**** Supplied material ****

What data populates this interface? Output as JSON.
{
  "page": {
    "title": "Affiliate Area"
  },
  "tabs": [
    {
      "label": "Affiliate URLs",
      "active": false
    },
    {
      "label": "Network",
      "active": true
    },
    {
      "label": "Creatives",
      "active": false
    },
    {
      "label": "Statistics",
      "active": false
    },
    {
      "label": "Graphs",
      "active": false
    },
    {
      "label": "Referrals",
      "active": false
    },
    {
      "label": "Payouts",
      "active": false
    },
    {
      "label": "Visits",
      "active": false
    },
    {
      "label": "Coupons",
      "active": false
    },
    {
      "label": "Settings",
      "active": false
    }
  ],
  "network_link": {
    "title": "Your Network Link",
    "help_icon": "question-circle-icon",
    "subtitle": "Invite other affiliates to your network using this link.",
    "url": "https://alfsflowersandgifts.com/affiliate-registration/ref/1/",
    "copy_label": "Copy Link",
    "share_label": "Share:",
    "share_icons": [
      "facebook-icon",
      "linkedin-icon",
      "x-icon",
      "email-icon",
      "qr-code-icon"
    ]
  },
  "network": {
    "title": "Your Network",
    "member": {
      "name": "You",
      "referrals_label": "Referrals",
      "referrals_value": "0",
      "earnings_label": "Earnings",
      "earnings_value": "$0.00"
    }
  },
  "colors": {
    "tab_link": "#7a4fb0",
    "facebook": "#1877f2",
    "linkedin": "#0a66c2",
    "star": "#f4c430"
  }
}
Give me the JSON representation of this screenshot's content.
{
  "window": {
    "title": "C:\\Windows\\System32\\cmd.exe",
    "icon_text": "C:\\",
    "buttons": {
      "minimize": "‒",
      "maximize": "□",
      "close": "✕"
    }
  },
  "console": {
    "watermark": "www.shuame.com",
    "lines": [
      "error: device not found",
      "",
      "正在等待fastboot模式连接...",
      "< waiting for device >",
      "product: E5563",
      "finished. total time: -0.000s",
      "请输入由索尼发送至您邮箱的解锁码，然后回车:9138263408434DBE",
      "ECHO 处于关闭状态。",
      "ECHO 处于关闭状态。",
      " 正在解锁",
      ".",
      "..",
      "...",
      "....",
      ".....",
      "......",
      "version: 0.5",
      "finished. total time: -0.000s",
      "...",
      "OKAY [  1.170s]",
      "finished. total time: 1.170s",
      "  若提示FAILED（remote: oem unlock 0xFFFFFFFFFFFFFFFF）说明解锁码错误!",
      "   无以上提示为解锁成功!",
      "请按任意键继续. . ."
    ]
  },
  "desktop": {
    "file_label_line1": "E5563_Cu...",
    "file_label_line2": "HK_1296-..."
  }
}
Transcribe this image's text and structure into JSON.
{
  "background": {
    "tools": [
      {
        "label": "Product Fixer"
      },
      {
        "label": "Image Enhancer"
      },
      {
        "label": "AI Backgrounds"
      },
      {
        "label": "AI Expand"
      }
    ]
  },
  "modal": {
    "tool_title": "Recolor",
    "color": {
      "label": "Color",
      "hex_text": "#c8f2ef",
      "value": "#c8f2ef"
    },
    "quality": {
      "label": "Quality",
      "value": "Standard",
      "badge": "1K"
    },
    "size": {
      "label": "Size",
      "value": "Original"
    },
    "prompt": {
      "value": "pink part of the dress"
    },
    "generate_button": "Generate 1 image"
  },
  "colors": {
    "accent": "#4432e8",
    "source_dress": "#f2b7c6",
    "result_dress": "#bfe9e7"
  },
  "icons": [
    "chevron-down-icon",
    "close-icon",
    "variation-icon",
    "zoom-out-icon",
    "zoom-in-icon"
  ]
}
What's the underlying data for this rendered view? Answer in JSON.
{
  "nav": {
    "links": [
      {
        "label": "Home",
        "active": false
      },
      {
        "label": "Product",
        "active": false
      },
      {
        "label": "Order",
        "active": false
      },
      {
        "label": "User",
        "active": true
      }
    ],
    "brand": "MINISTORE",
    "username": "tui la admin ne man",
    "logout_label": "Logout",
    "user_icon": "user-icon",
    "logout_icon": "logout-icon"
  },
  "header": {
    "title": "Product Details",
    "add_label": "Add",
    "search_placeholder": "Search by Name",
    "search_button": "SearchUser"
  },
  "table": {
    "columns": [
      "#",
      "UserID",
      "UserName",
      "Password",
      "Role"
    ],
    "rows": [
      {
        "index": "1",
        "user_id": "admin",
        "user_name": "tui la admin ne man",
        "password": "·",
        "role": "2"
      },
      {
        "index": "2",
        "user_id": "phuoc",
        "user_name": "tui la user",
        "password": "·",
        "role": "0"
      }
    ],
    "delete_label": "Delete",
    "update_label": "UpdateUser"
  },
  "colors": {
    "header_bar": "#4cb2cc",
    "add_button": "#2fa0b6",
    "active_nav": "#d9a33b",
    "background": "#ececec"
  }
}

****

What this task involves – Search the records above for the string "JSON". Copy every line that contains it.

Problem solution –
What data populates this interface? Output as JSON.
Give me the JSON representation of this screenshot's content.
Transcribe this image's text and structure into JSON.
What's the underlying data for this rendered view? Answer in JSON.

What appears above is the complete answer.